THE TASK:
Where a line holds the word "name", copy that line.

- - - - - - -

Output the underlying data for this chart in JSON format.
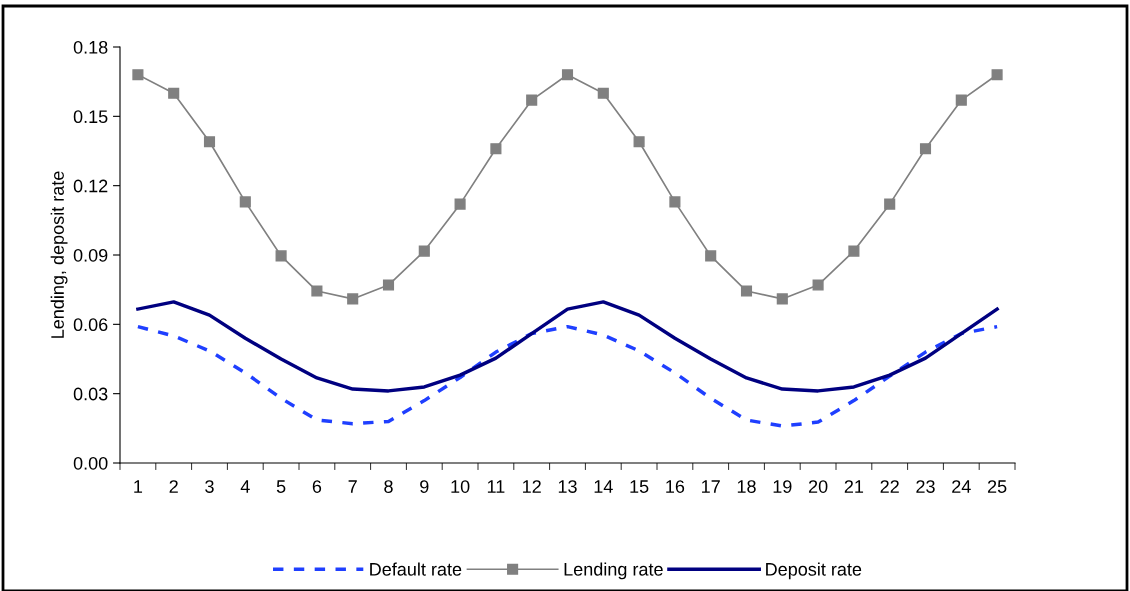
{
  "chart_data": {
    "type": "line",
    "ylabel": "Lending, deposit rate",
    "categories": [
      "1",
      "2",
      "3",
      "4",
      "5",
      "6",
      "7",
      "8",
      "9",
      "10",
      "11",
      "12",
      "13",
      "14",
      "15",
      "16",
      "17",
      "18",
      "19",
      "20",
      "21",
      "22",
      "23",
      "24",
      "25"
    ],
    "series": [
      {
        "name": "Default rate",
        "color": "#1f3fff",
        "line_style": "dashed",
        "marker": "none",
        "values": [
          0.059,
          0.055,
          0.0485,
          0.039,
          0.028,
          0.0186,
          0.017,
          0.018,
          0.027,
          0.037,
          0.048,
          0.056,
          0.059,
          0.0554,
          0.0485,
          0.039,
          0.028,
          0.0186,
          0.016,
          0.0177,
          0.027,
          0.0376,
          0.048,
          0.056,
          0.059
        ]
      },
      {
        "name": "Lending rate",
        "color": "#808080",
        "line_style": "solid",
        "marker": "square",
        "values": [
          0.168,
          0.16,
          0.139,
          0.113,
          0.0896,
          0.0744,
          0.071,
          0.077,
          0.0917,
          0.112,
          0.136,
          0.157,
          0.168,
          0.16,
          0.139,
          0.113,
          0.0896,
          0.0744,
          0.071,
          0.077,
          0.0917,
          0.112,
          0.136,
          0.157,
          0.168
        ]
      },
      {
        "name": "Deposit rate",
        "color": "#000080",
        "line_style": "solid",
        "marker": "none",
        "values": [
          0.0666,
          0.0697,
          0.064,
          0.054,
          0.045,
          0.0368,
          0.032,
          0.0312,
          0.0329,
          0.038,
          0.0454,
          0.056,
          0.0666,
          0.0697,
          0.064,
          0.054,
          0.045,
          0.0368,
          0.032,
          0.0312,
          0.0329,
          0.038,
          0.0454,
          0.056,
          0.0666
        ]
      }
    ],
    "ylim": [
      0,
      0.18
    ],
    "yticks": [
      {
        "value": 0,
        "label": "0.00"
      },
      {
        "value": 0.03,
        "label": "0.03"
      },
      {
        "value": 0.06,
        "label": "0.06"
      },
      {
        "value": 0.09,
        "label": "0.09"
      },
      {
        "value": 0.12,
        "label": "0.12"
      },
      {
        "value": 0.15,
        "label": "0.15"
      },
      {
        "value": 0.18,
        "label": "0.18"
      }
    ],
    "grid": false,
    "legend": "bottom"
  }
}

- - - - - - -

TASK RESULT:
        "name": "Default rate",
        "name": "Lending rate",
        "name": "Deposit rate",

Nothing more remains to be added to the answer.